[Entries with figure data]

__________

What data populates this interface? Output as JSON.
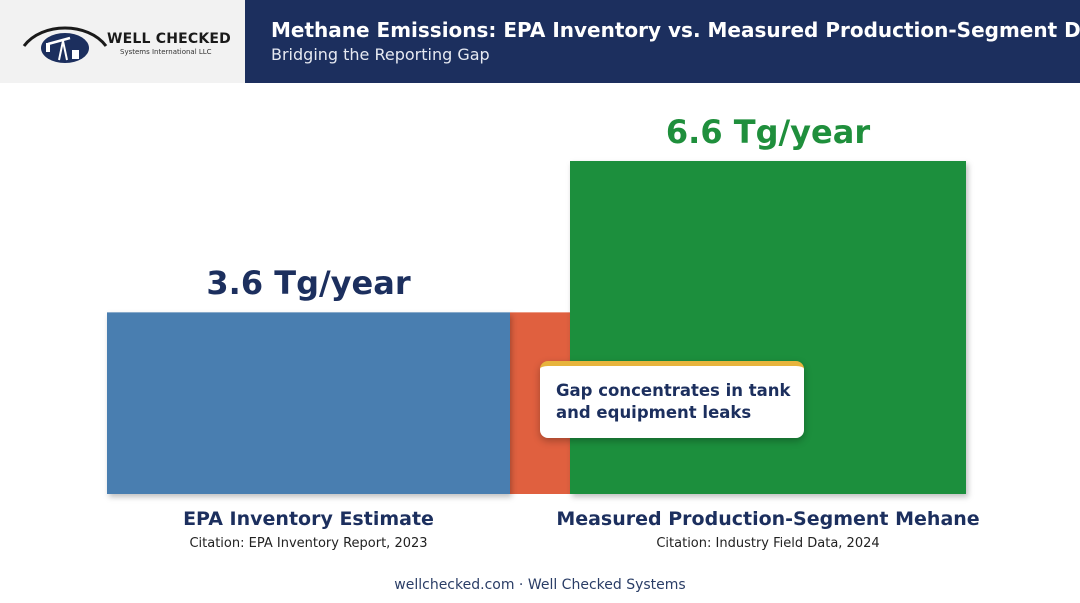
{
  "header": {
    "logo_name": "WELL CHECKED",
    "logo_sub": "Systems International LLC",
    "title": "Methane Emissions: EPA Inventory vs. Measured Production-Segment Data",
    "subtitle": "Bridging the Reporting Gap"
  },
  "chart_data": {
    "type": "bar",
    "categories": [
      "EPA Inventory Estimate",
      "Measured Production-Segment Mehane"
    ],
    "values": [
      3.6,
      6.6
    ],
    "value_labels": [
      "3.6 Tg/year",
      "6.6 Tg/year"
    ],
    "citations": [
      "Citation: EPA Inventory Report, 2023",
      "Citation: Industry Field Data, 2024"
    ],
    "unit": "Tg/year",
    "colors": [
      "#4a7eb0",
      "#1f8f3c"
    ],
    "value_label_colors": [
      "#1c2f5e",
      "#1f8f3c"
    ],
    "gap_color": "#e0603f",
    "ylim": [
      0,
      6.6
    ],
    "grid": false
  },
  "callout": {
    "text": "Gap concentrates in tank and equipment leaks",
    "accent": "#e7b43c"
  },
  "footer": {
    "text": "wellchecked.com · Well Checked Systems"
  }
}
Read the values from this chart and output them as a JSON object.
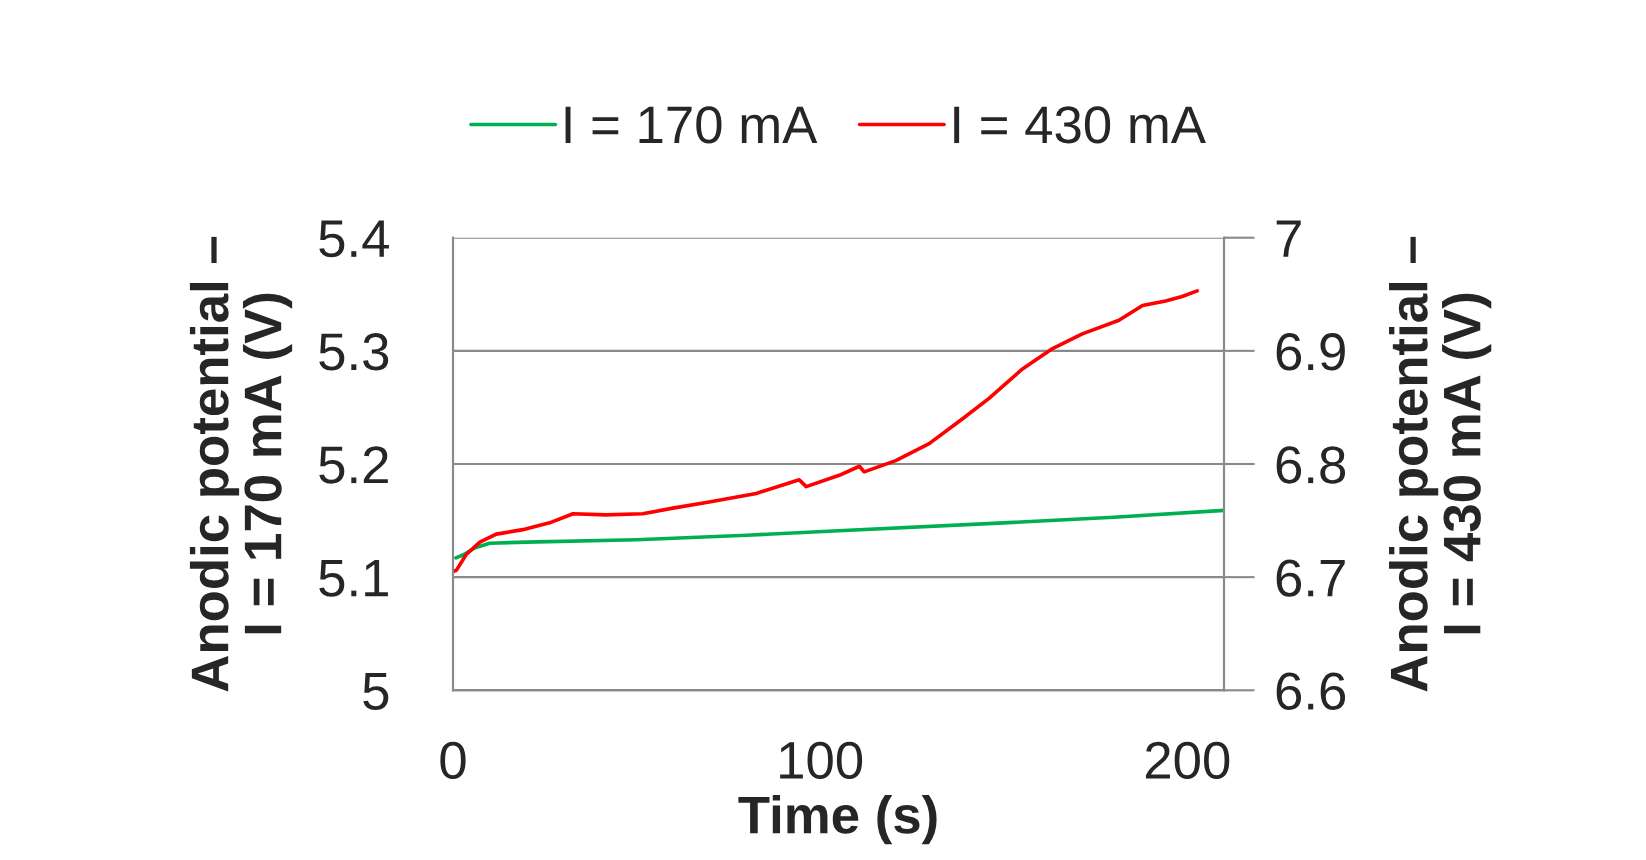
{
  "chart_data": {
    "type": "line",
    "xlabel": "Time (s)",
    "ylabel": "Anodic potential –\nI = 170 mA (V)",
    "y2label": "Anodic potential –\nI = 430 mA (V)",
    "xlim": [
      0,
      210
    ],
    "xticks": [
      0,
      100,
      200
    ],
    "ylim": [
      5,
      5.4
    ],
    "yticks": [
      5,
      5.1,
      5.2,
      5.3,
      5.4
    ],
    "y2lim": [
      6.6,
      7
    ],
    "y2ticks": [
      6.6,
      6.7,
      6.8,
      6.9,
      7
    ],
    "grid": "y",
    "legend": "top",
    "marker": "none",
    "line_style": "solid",
    "series": [
      {
        "name": "I = 170 mA",
        "color": "#00b050",
        "x": [
          0.8,
          3,
          6,
          10,
          20,
          50,
          80,
          105,
          150,
          180,
          210
        ],
        "values": [
          5.117,
          5.12,
          5.126,
          5.13,
          5.131,
          5.133,
          5.137,
          5.141,
          5.148,
          5.153,
          5.159
        ]
      },
      {
        "name": "I = 430 mA",
        "color": "#ff0000",
        "axis": "y2",
        "x": [
          0,
          0.9,
          3.6,
          7.3,
          11.8,
          19,
          26.3,
          32.7,
          41.7,
          51.7,
          59.9,
          69,
          82.6,
          94.3,
          96.2,
          105.2,
          110.7,
          112,
          120.6,
          129.7,
          138.8,
          146,
          155.1,
          163.3,
          171.4,
          181.4,
          187.8,
          194.1,
          198.6,
          202.7
        ],
        "values": [
          6.705,
          6.706,
          6.72,
          6.731,
          6.738,
          6.742,
          6.748,
          6.756,
          6.755,
          6.756,
          6.761,
          6.766,
          6.774,
          6.786,
          6.78,
          6.79,
          6.798,
          6.793,
          6.803,
          6.818,
          6.84,
          6.858,
          6.884,
          6.902,
          6.915,
          6.927,
          6.94,
          6.944,
          6.948,
          6.953
        ]
      }
    ]
  }
}
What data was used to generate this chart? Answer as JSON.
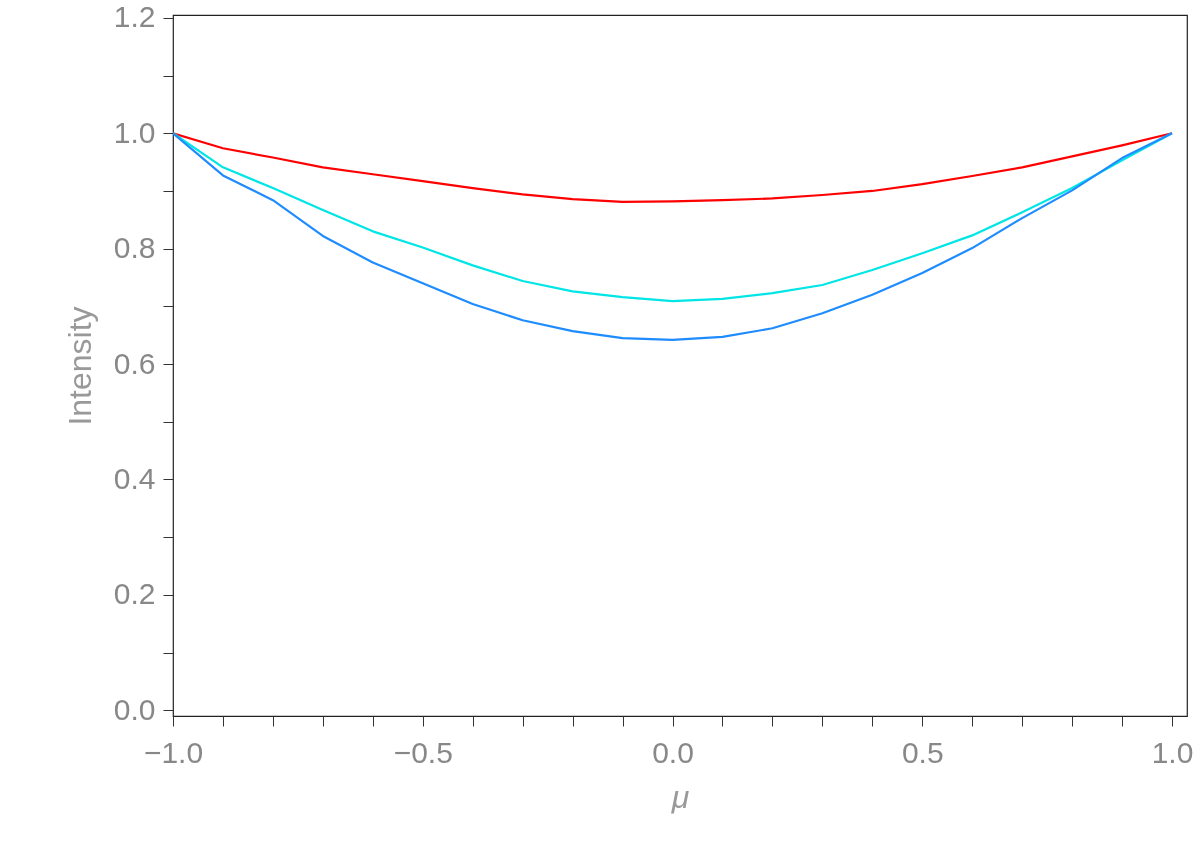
{
  "chart_data": {
    "type": "line",
    "xlabel": "μ",
    "ylabel": "Intensity",
    "x": [
      -1.0,
      -0.9,
      -0.8,
      -0.7,
      -0.6,
      -0.5,
      -0.4,
      -0.3,
      -0.2,
      -0.1,
      0.0,
      0.1,
      0.2,
      0.3,
      0.4,
      0.5,
      0.6,
      0.7,
      0.8,
      0.9,
      1.0
    ],
    "series": [
      {
        "color": "#ff0000",
        "values": [
          1.0,
          0.974,
          0.958,
          0.941,
          0.929,
          0.917,
          0.905,
          0.894,
          0.886,
          0.881,
          0.882,
          0.884,
          0.887,
          0.893,
          0.9,
          0.912,
          0.926,
          0.941,
          0.96,
          0.979,
          1.0
        ]
      },
      {
        "color": "#00e5e5",
        "values": [
          1.0,
          0.941,
          0.905,
          0.867,
          0.83,
          0.802,
          0.771,
          0.744,
          0.726,
          0.716,
          0.709,
          0.713,
          0.723,
          0.737,
          0.763,
          0.792,
          0.823,
          0.863,
          0.905,
          0.953,
          1.0
        ]
      },
      {
        "color": "#1e8cff",
        "values": [
          1.0,
          0.927,
          0.884,
          0.822,
          0.776,
          0.74,
          0.704,
          0.676,
          0.657,
          0.645,
          0.642,
          0.647,
          0.662,
          0.688,
          0.72,
          0.758,
          0.801,
          0.853,
          0.901,
          0.957,
          1.0
        ]
      }
    ],
    "xlim": [
      -1.0,
      1.03
    ],
    "xticks": [
      {
        "value": -1.0,
        "label": "−1.0"
      },
      {
        "value": -0.9,
        "label": null
      },
      {
        "value": -0.8,
        "label": null
      },
      {
        "value": -0.7,
        "label": null
      },
      {
        "value": -0.6,
        "label": null
      },
      {
        "value": -0.5,
        "label": "−0.5"
      },
      {
        "value": -0.4,
        "label": null
      },
      {
        "value": -0.3,
        "label": null
      },
      {
        "value": -0.2,
        "label": null
      },
      {
        "value": -0.1,
        "label": null
      },
      {
        "value": 0.0,
        "label": "0.0"
      },
      {
        "value": 0.1,
        "label": null
      },
      {
        "value": 0.2,
        "label": null
      },
      {
        "value": 0.3,
        "label": null
      },
      {
        "value": 0.4,
        "label": null
      },
      {
        "value": 0.5,
        "label": "0.5"
      },
      {
        "value": 0.6,
        "label": null
      },
      {
        "value": 0.7,
        "label": null
      },
      {
        "value": 0.8,
        "label": null
      },
      {
        "value": 0.9,
        "label": null
      },
      {
        "value": 1.0,
        "label": "1.0"
      }
    ],
    "ylim": [
      -0.01,
      1.205
    ],
    "yticks": [
      {
        "value": 0.0,
        "label": "0.0"
      },
      {
        "value": 0.1,
        "label": null
      },
      {
        "value": 0.2,
        "label": "0.2"
      },
      {
        "value": 0.3,
        "label": null
      },
      {
        "value": 0.4,
        "label": "0.4"
      },
      {
        "value": 0.5,
        "label": null
      },
      {
        "value": 0.6,
        "label": "0.6"
      },
      {
        "value": 0.7,
        "label": null
      },
      {
        "value": 0.8,
        "label": "0.8"
      },
      {
        "value": 0.9,
        "label": null
      },
      {
        "value": 1.0,
        "label": "1.0"
      },
      {
        "value": 1.1,
        "label": null
      },
      {
        "value": 1.2,
        "label": "1.2"
      }
    ],
    "grid": false,
    "line_style": "solid"
  }
}
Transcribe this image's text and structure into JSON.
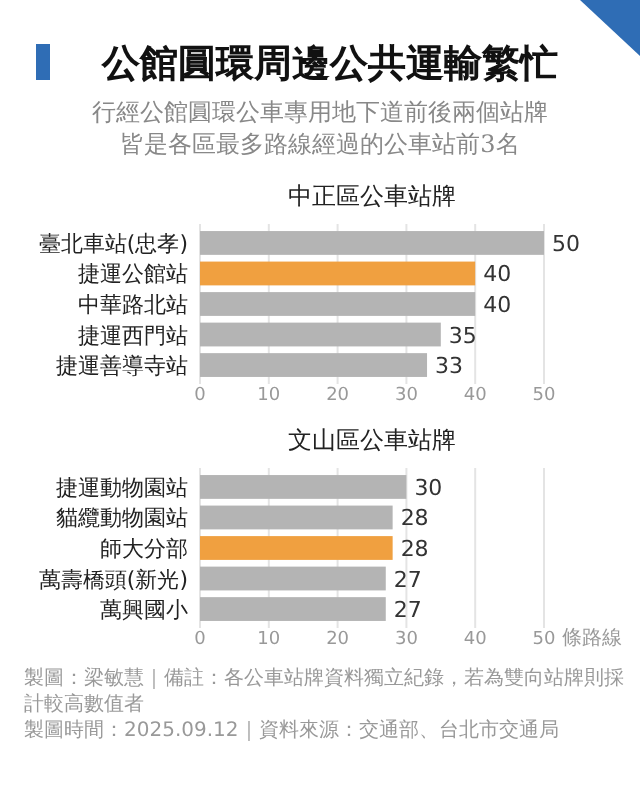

__________

- Your goal: Retype every entry verbatim and exclude the pictures from the copy.

- Output for this exercise:
What data populates this interface? Output as JSON.
{
  "header": {
    "logo_name": "WELL CHECKED",
    "logo_sub": "Systems International LLC",
    "title": "Methane Emissions: EPA Inventory vs. Measured Production-Segment Data",
    "subtitle": "Bridging the Reporting Gap"
  },
  "chart_data": {
    "type": "bar",
    "categories": [
      "EPA Inventory Estimate",
      "Measured Production-Segment Mehane"
    ],
    "values": [
      3.6,
      6.6
    ],
    "value_labels": [
      "3.6 Tg/year",
      "6.6 Tg/year"
    ],
    "citations": [
      "Citation: EPA Inventory Report, 2023",
      "Citation: Industry Field Data, 2024"
    ],
    "unit": "Tg/year",
    "colors": [
      "#4a7eb0",
      "#1f8f3c"
    ],
    "value_label_colors": [
      "#1c2f5e",
      "#1f8f3c"
    ],
    "gap_color": "#e0603f",
    "ylim": [
      0,
      6.6
    ],
    "grid": false
  },
  "callout": {
    "text": "Gap concentrates in tank and equipment leaks",
    "accent": "#e7b43c"
  },
  "footer": {
    "text": "wellchecked.com · Well Checked Systems"
  }
}
Read the values from this chart and output them as a JSON object.
{
  "chart_data": {
    "type": "line",
    "xlabel": "Time (s)",
    "ylabel": "Anodic potential –\nI = 170 mA (V)",
    "y2label": "Anodic potential –\nI = 430 mA (V)",
    "xlim": [
      0,
      210
    ],
    "xticks": [
      0,
      100,
      200
    ],
    "ylim": [
      5,
      5.4
    ],
    "yticks": [
      5,
      5.1,
      5.2,
      5.3,
      5.4
    ],
    "y2lim": [
      6.6,
      7
    ],
    "y2ticks": [
      6.6,
      6.7,
      6.8,
      6.9,
      7
    ],
    "grid": "y",
    "legend": "top",
    "marker": "none",
    "line_style": "solid",
    "series": [
      {
        "name": "I = 170 mA",
        "color": "#00b050",
        "x": [
          0.8,
          3,
          6,
          10,
          20,
          50,
          80,
          105,
          150,
          180,
          210
        ],
        "values": [
          5.117,
          5.12,
          5.126,
          5.13,
          5.131,
          5.133,
          5.137,
          5.141,
          5.148,
          5.153,
          5.159
        ]
      },
      {
        "name": "I = 430 mA",
        "color": "#ff0000",
        "axis": "y2",
        "x": [
          0,
          0.9,
          3.6,
          7.3,
          11.8,
          19,
          26.3,
          32.7,
          41.7,
          51.7,
          59.9,
          69,
          82.6,
          94.3,
          96.2,
          105.2,
          110.7,
          112,
          120.6,
          129.7,
          138.8,
          146,
          155.1,
          163.3,
          171.4,
          181.4,
          187.8,
          194.1,
          198.6,
          202.7
        ],
        "values": [
          6.705,
          6.706,
          6.72,
          6.731,
          6.738,
          6.742,
          6.748,
          6.756,
          6.755,
          6.756,
          6.761,
          6.766,
          6.774,
          6.786,
          6.78,
          6.79,
          6.798,
          6.793,
          6.803,
          6.818,
          6.84,
          6.858,
          6.884,
          6.902,
          6.915,
          6.927,
          6.94,
          6.944,
          6.948,
          6.953
        ]
      }
    ]
  }
}
What data was used to generate this chart? Answer as JSON.
{
  "chart_data": {
    "type": "line",
    "xlabel": "μ",
    "ylabel": "Intensity",
    "x": [
      -1.0,
      -0.9,
      -0.8,
      -0.7,
      -0.6,
      -0.5,
      -0.4,
      -0.3,
      -0.2,
      -0.1,
      0.0,
      0.1,
      0.2,
      0.3,
      0.4,
      0.5,
      0.6,
      0.7,
      0.8,
      0.9,
      1.0
    ],
    "series": [
      {
        "color": "#ff0000",
        "values": [
          1.0,
          0.974,
          0.958,
          0.941,
          0.929,
          0.917,
          0.905,
          0.894,
          0.886,
          0.881,
          0.882,
          0.884,
          0.887,
          0.893,
          0.9,
          0.912,
          0.926,
          0.941,
          0.96,
          0.979,
          1.0
        ]
      },
      {
        "color": "#00e5e5",
        "values": [
          1.0,
          0.941,
          0.905,
          0.867,
          0.83,
          0.802,
          0.771,
          0.744,
          0.726,
          0.716,
          0.709,
          0.713,
          0.723,
          0.737,
          0.763,
          0.792,
          0.823,
          0.863,
          0.905,
          0.953,
          1.0
        ]
      },
      {
        "color": "#1e8cff",
        "values": [
          1.0,
          0.927,
          0.884,
          0.822,
          0.776,
          0.74,
          0.704,
          0.676,
          0.657,
          0.645,
          0.642,
          0.647,
          0.662,
          0.688,
          0.72,
          0.758,
          0.801,
          0.853,
          0.901,
          0.957,
          1.0
        ]
      }
    ],
    "xlim": [
      -1.0,
      1.03
    ],
    "xticks": [
      {
        "value": -1.0,
        "label": "−1.0"
      },
      {
        "value": -0.9,
        "label": null
      },
      {
        "value": -0.8,
        "label": null
      },
      {
        "value": -0.7,
        "label": null
      },
      {
        "value": -0.6,
        "label": null
      },
      {
        "value": -0.5,
        "label": "−0.5"
      },
      {
        "value": -0.4,
        "label": null
      },
      {
        "value": -0.3,
        "label": null
      },
      {
        "value": -0.2,
        "label": null
      },
      {
        "value": -0.1,
        "label": null
      },
      {
        "value": 0.0,
        "label": "0.0"
      },
      {
        "value": 0.1,
        "label": null
      },
      {
        "value": 0.2,
        "label": null
      },
      {
        "value": 0.3,
        "label": null
      },
      {
        "value": 0.4,
        "label": null
      },
      {
        "value": 0.5,
        "label": "0.5"
      },
      {
        "value": 0.6,
        "label": null
      },
      {
        "value": 0.7,
        "label": null
      },
      {
        "value": 0.8,
        "label": null
      },
      {
        "value": 0.9,
        "label": null
      },
      {
        "value": 1.0,
        "label": "1.0"
      }
    ],
    "ylim": [
      -0.01,
      1.205
    ],
    "yticks": [
      {
        "value": 0.0,
        "label": "0.0"
      },
      {
        "value": 0.1,
        "label": null
      },
      {
        "value": 0.2,
        "label": "0.2"
      },
      {
        "value": 0.3,
        "label": null
      },
      {
        "value": 0.4,
        "label": "0.4"
      },
      {
        "value": 0.5,
        "label": null
      },
      {
        "value": 0.6,
        "label": "0.6"
      },
      {
        "value": 0.7,
        "label": null
      },
      {
        "value": 0.8,
        "label": "0.8"
      },
      {
        "value": 0.9,
        "label": null
      },
      {
        "value": 1.0,
        "label": "1.0"
      },
      {
        "value": 1.1,
        "label": null
      },
      {
        "value": 1.2,
        "label": "1.2"
      }
    ],
    "grid": false,
    "line_style": "solid"
  }
}
Transcribe this image's text and structure into JSON.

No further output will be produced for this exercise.